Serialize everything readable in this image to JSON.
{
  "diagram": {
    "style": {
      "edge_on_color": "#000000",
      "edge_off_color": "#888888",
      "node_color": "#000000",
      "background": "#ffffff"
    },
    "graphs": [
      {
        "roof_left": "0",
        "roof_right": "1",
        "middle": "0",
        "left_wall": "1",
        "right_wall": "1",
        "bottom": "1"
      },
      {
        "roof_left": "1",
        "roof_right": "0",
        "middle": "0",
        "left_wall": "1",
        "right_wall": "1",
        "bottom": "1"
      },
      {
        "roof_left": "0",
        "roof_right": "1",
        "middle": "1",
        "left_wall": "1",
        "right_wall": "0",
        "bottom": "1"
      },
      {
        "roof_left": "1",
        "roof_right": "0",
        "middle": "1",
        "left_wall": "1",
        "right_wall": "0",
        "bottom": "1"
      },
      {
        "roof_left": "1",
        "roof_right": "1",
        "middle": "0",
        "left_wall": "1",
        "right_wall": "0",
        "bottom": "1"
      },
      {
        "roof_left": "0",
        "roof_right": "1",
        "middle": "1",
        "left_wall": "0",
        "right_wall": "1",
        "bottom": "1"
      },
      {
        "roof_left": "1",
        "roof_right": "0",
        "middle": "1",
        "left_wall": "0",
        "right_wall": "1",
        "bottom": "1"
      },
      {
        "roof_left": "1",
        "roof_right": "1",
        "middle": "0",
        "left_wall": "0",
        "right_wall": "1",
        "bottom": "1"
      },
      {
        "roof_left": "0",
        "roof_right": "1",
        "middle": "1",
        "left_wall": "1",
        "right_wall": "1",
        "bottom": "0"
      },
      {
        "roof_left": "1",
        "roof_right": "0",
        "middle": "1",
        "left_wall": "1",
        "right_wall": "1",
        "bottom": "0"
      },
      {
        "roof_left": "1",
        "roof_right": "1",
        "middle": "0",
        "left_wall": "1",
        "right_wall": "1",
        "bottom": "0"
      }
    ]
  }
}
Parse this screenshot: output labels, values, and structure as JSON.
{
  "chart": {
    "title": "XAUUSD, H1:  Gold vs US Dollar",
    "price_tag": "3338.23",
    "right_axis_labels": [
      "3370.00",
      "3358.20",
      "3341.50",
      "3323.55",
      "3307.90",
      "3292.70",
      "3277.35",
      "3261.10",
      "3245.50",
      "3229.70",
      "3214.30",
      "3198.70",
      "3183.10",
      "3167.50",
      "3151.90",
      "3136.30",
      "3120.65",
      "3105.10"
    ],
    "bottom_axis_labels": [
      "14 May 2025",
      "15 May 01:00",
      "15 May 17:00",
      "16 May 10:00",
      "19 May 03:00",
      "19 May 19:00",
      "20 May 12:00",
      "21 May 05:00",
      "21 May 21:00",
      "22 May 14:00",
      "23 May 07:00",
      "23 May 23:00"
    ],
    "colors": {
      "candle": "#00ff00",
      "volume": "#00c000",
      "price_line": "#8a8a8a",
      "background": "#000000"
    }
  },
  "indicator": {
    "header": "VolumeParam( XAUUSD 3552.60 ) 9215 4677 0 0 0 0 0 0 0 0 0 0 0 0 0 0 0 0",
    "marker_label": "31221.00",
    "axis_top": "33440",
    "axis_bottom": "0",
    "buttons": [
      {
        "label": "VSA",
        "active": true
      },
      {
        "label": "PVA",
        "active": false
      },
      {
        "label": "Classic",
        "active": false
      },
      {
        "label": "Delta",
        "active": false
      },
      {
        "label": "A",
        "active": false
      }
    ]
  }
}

★ ★ ★ ★ ★

• TASK OBJECTIVE: Locate the lines above that hold the word "XAUUSD". Show every one of them.

• THE COMPLETED TASK:
    "title": "XAUUSD, H1:  Gold vs US Dollar",
    "header": "VolumeParam( XAUUSD 3552.60 ) 9215 4677 0 0 0 0 0 0 0 0 0 0 0 0 0 0 0 0",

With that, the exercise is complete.